Entries from a page text dataset:
┄┄┄┄┄┄
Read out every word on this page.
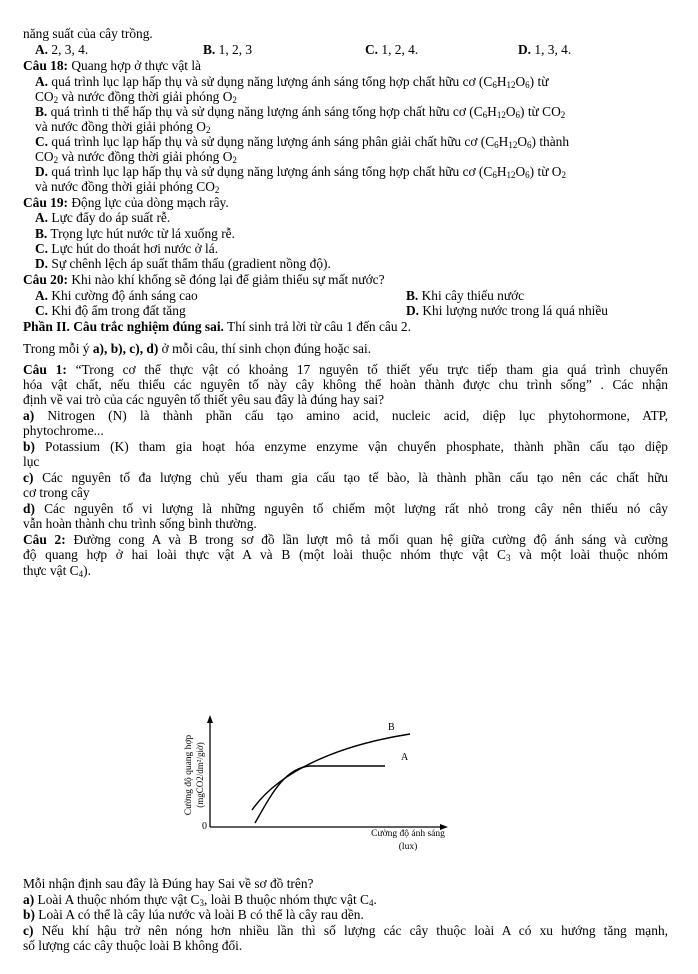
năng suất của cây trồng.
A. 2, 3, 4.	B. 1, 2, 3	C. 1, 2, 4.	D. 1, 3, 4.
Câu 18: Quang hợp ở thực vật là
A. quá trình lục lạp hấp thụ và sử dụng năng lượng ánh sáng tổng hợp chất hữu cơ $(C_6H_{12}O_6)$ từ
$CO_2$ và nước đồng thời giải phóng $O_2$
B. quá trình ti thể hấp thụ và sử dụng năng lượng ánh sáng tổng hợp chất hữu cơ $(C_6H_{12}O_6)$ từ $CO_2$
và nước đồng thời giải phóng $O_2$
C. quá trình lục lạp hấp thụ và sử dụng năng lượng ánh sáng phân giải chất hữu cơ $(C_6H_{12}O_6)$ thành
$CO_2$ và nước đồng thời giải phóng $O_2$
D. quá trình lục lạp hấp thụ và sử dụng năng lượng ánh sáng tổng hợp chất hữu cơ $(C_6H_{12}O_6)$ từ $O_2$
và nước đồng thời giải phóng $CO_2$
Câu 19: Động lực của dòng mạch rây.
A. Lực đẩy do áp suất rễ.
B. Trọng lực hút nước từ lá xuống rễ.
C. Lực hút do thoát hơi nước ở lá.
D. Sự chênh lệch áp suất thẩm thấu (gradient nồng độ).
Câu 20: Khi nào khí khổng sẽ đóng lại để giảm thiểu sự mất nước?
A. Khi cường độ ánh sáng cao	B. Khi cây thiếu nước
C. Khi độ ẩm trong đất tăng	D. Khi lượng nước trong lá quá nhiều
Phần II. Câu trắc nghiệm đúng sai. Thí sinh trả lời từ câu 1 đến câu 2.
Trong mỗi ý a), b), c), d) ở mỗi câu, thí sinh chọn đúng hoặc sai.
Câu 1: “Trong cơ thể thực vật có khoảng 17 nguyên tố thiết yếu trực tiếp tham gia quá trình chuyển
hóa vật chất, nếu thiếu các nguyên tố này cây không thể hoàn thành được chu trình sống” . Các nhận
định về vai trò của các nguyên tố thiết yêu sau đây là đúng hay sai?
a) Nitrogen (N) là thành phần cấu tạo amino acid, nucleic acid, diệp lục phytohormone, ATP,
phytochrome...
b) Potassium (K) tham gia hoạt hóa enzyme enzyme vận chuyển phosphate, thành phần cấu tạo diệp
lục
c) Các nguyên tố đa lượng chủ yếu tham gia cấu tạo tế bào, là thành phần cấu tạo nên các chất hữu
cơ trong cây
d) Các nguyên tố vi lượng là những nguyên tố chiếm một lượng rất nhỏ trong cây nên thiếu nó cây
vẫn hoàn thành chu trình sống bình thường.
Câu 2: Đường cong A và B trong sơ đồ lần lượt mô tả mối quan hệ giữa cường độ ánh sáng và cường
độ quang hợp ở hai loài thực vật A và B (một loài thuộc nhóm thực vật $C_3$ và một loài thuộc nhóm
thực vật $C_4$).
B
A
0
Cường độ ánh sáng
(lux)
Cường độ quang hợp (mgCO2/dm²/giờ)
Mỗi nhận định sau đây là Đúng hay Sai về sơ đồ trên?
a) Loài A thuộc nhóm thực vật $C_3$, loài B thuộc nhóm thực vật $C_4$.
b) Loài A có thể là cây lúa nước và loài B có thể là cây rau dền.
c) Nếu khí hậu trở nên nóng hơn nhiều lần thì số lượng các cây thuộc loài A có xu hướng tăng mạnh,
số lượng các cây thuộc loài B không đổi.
┄┄┄┄┄┄
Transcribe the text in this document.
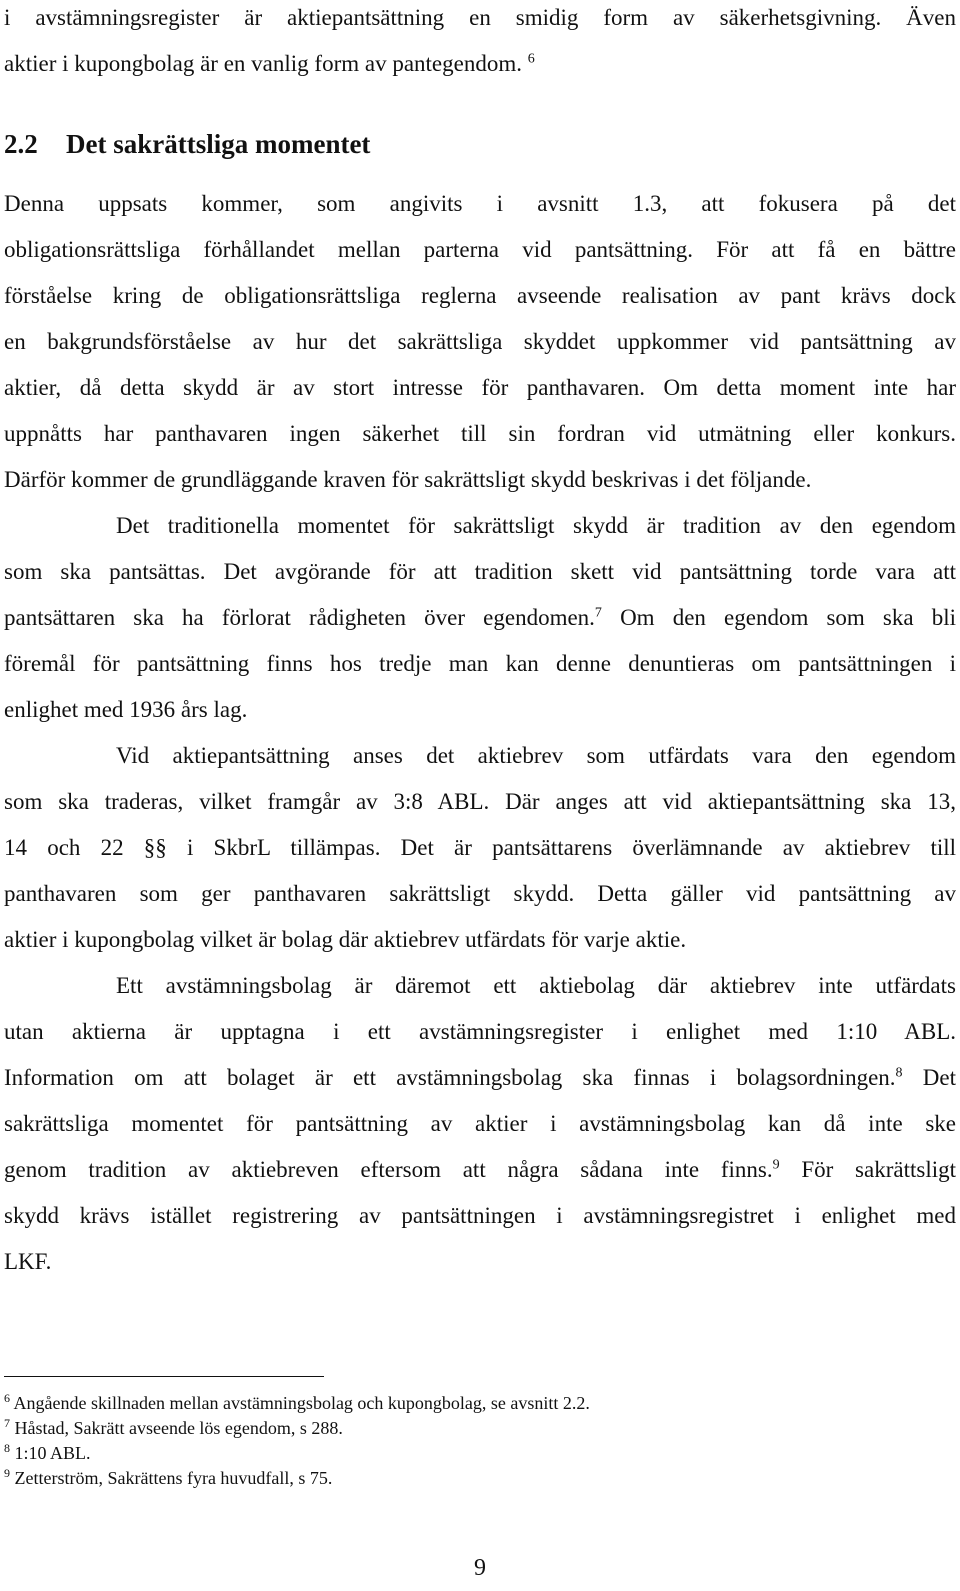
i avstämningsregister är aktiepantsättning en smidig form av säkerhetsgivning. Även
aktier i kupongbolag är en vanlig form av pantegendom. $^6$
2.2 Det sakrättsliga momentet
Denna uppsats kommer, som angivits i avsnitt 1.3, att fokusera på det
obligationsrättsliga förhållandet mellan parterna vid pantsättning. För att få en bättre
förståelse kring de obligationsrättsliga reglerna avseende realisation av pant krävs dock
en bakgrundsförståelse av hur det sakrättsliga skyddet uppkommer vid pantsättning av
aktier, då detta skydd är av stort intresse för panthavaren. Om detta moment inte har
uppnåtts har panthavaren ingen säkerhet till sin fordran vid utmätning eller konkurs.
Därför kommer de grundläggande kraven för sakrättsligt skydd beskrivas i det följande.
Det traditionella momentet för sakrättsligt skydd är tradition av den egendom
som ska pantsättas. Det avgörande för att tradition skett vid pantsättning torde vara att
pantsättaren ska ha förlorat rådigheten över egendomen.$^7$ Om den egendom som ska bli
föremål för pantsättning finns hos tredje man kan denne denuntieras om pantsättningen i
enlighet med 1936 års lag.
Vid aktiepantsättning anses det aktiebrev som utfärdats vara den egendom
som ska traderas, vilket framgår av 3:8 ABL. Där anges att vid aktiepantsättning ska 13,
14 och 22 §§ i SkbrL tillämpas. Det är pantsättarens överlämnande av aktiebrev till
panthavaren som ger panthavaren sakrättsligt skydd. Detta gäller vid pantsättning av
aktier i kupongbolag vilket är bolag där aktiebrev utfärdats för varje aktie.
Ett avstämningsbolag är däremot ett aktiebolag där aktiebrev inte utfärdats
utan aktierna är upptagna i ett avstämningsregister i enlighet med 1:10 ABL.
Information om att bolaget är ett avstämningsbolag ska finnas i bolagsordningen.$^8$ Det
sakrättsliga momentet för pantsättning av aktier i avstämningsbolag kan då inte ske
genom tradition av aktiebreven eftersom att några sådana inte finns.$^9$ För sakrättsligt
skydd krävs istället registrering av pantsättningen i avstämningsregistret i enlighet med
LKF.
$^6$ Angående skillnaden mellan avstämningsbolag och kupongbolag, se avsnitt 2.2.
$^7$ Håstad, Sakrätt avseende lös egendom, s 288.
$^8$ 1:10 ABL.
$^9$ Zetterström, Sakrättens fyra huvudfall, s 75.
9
┄┄┄┄┄┄
**Exercise brief:**
Every line above with the string "tradition" in it should be copied into the answer.

**Exercise result:**
Det traditionella momentet för sakrättsligt skydd är tradition av den egendom
som ska pantsättas. Det avgörande för att tradition skett vid pantsättning torde vara att
genom tradition av aktiebreven eftersom att några sådana inte finns.$^9$ För sakrättsligt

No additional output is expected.